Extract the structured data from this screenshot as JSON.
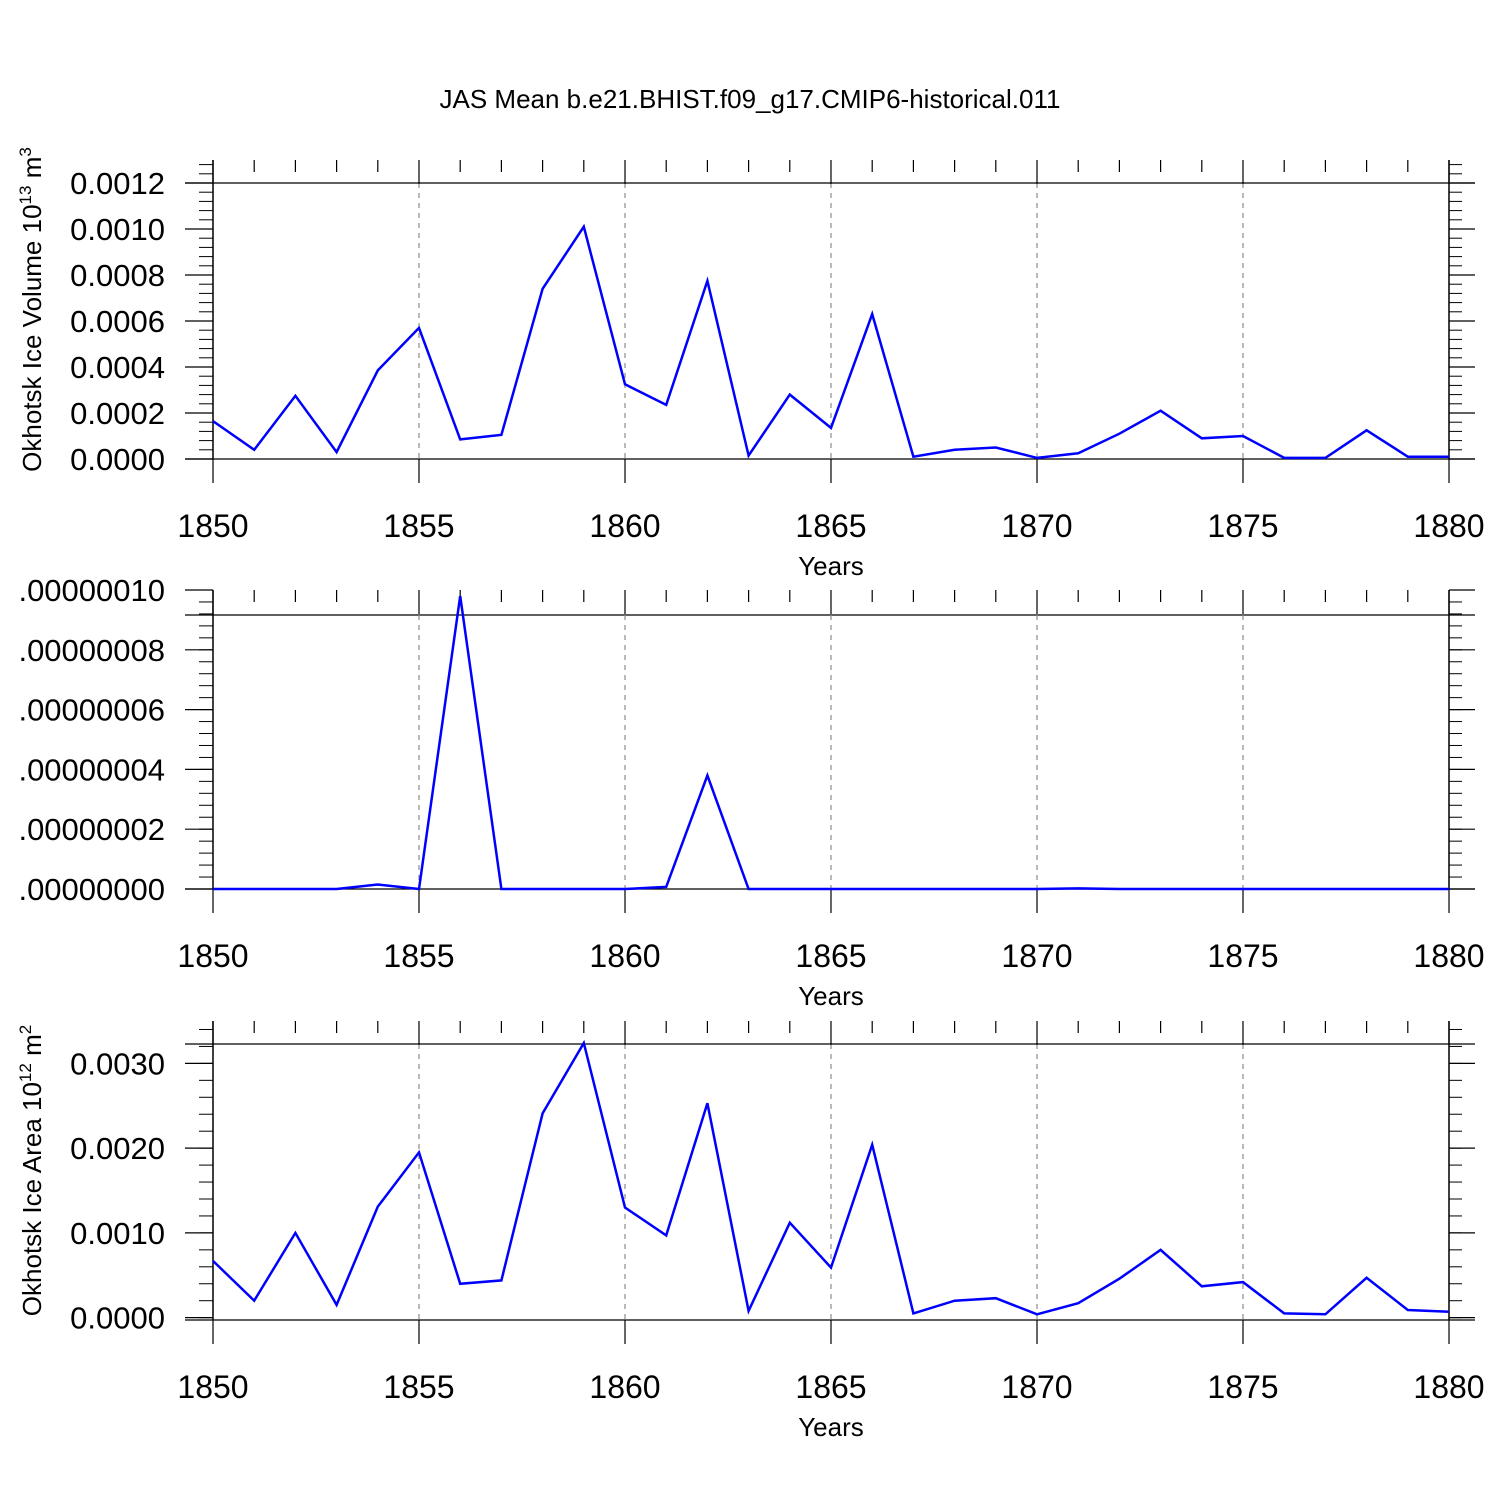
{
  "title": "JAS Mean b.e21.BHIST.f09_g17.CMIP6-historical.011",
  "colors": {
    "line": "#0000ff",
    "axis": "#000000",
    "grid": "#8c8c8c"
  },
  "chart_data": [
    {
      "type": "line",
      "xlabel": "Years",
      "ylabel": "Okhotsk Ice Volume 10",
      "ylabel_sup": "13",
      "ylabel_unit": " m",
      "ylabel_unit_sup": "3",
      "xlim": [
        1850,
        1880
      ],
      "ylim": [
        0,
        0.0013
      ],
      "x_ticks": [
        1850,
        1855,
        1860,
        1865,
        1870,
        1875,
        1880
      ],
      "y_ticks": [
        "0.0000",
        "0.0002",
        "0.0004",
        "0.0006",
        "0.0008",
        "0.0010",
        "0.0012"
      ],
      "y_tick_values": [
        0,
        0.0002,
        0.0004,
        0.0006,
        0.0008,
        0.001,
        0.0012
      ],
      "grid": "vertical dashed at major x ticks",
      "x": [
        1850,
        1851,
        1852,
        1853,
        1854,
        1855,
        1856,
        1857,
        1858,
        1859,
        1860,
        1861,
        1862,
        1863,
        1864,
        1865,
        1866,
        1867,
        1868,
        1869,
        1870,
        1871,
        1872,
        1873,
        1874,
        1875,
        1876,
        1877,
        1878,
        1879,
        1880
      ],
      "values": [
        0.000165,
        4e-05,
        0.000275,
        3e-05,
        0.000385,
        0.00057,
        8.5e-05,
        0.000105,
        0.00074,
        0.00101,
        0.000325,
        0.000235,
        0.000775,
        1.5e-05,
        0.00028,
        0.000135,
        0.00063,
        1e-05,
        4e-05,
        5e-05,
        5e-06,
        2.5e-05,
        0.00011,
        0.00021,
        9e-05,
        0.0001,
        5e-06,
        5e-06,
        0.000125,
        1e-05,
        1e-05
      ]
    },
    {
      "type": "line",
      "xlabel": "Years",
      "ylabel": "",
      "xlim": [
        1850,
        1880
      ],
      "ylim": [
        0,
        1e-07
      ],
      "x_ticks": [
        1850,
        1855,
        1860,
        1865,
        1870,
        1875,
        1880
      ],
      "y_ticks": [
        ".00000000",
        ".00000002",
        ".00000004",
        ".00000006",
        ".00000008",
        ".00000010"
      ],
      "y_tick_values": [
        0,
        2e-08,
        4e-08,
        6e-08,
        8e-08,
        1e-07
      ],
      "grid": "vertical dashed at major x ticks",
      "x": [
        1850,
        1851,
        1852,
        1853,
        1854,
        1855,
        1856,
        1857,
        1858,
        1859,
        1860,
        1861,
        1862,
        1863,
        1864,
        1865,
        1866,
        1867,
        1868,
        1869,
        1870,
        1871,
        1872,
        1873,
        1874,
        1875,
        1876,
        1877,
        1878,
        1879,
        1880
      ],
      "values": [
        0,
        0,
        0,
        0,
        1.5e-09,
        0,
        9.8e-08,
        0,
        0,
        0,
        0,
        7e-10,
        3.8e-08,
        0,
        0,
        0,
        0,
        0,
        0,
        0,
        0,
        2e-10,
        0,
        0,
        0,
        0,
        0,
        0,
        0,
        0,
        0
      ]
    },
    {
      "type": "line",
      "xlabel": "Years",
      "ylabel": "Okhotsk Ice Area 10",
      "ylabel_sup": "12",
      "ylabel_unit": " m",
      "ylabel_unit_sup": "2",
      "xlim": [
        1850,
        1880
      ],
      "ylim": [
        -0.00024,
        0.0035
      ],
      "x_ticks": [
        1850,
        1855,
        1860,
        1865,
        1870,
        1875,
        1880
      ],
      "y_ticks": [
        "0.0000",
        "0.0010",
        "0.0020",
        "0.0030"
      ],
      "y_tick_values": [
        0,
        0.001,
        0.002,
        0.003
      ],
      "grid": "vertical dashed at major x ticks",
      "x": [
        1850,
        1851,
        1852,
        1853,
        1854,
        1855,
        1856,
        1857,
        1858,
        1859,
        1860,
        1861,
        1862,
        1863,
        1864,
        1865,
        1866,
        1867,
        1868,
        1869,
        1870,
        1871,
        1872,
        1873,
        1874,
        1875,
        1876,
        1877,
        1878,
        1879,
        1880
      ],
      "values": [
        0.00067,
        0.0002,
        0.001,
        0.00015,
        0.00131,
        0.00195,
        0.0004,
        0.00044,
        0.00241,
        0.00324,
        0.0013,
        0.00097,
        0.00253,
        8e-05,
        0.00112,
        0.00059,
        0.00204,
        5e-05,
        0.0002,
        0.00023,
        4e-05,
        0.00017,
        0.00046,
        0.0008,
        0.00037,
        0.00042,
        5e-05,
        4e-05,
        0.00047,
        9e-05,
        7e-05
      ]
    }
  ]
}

━━━━━━━━━━━━━━━━━━━━━━━━━━━━━━

### [Goal]
Go over the data above and copy every line that has the word "Okhotsk" in it.

### [The solution]
      "ylabel": "Okhotsk Ice Volume 10",
      "ylabel": "Okhotsk Ice Area 10",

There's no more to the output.